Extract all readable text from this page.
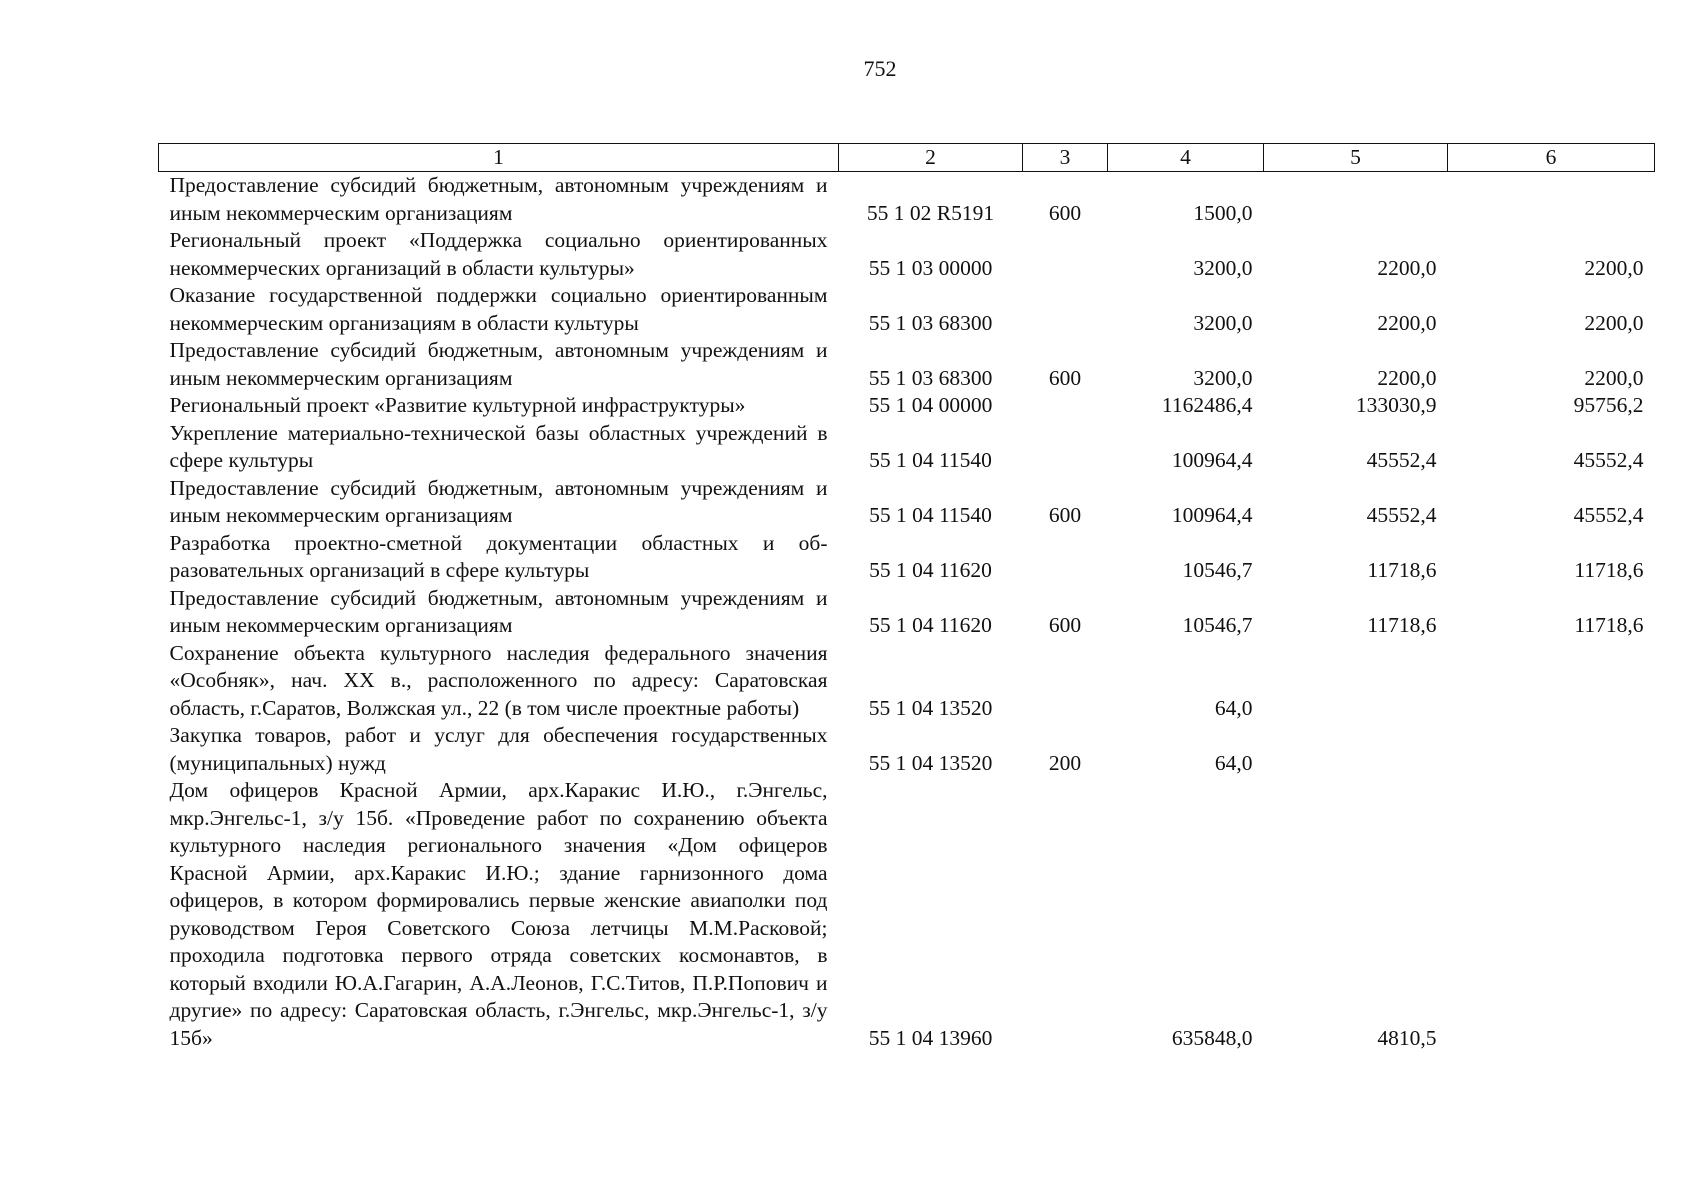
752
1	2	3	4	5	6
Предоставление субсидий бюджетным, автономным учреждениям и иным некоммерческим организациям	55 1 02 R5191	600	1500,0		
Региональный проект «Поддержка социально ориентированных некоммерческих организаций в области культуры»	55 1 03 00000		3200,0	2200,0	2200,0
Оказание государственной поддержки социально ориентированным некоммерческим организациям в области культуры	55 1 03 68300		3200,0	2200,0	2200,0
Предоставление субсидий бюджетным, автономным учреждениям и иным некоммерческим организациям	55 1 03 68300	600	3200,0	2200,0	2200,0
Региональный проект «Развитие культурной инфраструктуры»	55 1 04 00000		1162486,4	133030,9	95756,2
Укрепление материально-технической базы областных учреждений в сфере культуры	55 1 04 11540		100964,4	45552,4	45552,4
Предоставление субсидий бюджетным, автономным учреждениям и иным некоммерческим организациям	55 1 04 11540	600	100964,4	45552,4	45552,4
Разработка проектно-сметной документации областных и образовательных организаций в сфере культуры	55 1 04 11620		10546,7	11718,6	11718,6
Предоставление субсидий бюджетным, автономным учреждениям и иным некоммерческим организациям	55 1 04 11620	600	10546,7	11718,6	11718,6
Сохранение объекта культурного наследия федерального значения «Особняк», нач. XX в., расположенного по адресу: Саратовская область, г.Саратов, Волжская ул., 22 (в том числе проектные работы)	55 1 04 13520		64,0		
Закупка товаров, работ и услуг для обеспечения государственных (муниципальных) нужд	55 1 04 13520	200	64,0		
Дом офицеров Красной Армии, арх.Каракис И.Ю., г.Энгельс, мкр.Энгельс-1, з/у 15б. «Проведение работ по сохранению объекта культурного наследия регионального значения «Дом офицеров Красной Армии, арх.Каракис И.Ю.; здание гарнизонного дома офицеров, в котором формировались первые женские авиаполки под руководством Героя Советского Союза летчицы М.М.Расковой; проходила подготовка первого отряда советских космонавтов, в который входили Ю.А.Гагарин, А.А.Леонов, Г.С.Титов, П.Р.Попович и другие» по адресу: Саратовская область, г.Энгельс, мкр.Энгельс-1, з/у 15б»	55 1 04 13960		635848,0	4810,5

------------------------

__What needs to be done__:
Reproduce the data verbatim. Do not carry any picture into the copy.

__The result__:
Extract all readable text from this page.
752
1	2	3	4	5	6
Предоставление субсидий бюджетным, автономным учреждениям и иным некоммерческим организациям	55 1 02 R5191	600	1500,0		
Региональный проект «Поддержка социально ориентированных некоммерческих организаций в области культуры»	55 1 03 00000		3200,0	2200,0	2200,0
Оказание государственной поддержки социально ориентированным некоммерческим организациям в области культуры	55 1 03 68300		3200,0	2200,0	2200,0
Предоставление субсидий бюджетным, автономным учреждениям и иным некоммерческим организациям	55 1 03 68300	600	3200,0	2200,0	2200,0
Региональный проект «Развитие культурной инфраструктуры»	55 1 04 00000		1162486,4	133030,9	95756,2
Укрепление материально-технической базы областных учреждений в сфере культуры	55 1 04 11540		100964,4	45552,4	45552,4
Предоставление субсидий бюджетным, автономным учреждениям и иным некоммерческим организациям	55 1 04 11540	600	100964,4	45552,4	45552,4
Разработка проектно-сметной документации областных и образовательных организаций в сфере культуры	55 1 04 11620		10546,7	11718,6	11718,6
Предоставление субсидий бюджетным, автономным учреждениям и иным некоммерческим организациям	55 1 04 11620	600	10546,7	11718,6	11718,6
Сохранение объекта культурного наследия федерального значения «Особняк», нач. XX в., расположенного по адресу: Саратовская область, г.Саратов, Волжская ул., 22 (в том числе проектные работы)	55 1 04 13520		64,0		
Закупка товаров, работ и услуг для обеспечения государственных (муниципальных) нужд	55 1 04 13520	200	64,0		
Дом офицеров Красной Армии, арх.Каракис И.Ю., г.Энгельс, мкр.Энгельс-1, з/у 15б. «Проведение работ по сохранению объекта культурного наследия регионального значения «Дом офицеров Красной Армии, арх.Каракис И.Ю.; здание гарнизонного дома офицеров, в котором формировались первые женские авиаполки под руководством Героя Советского Союза летчицы М.М.Расковой; проходила подготовка первого отряда советских космонавтов, в который входили Ю.А.Гагарин, А.А.Леонов, Г.С.Титов, П.Р.Попович и другие» по адресу: Саратовская область, г.Энгельс, мкр.Энгельс-1, з/у 15б»	55 1 04 13960		635848,0	4810,5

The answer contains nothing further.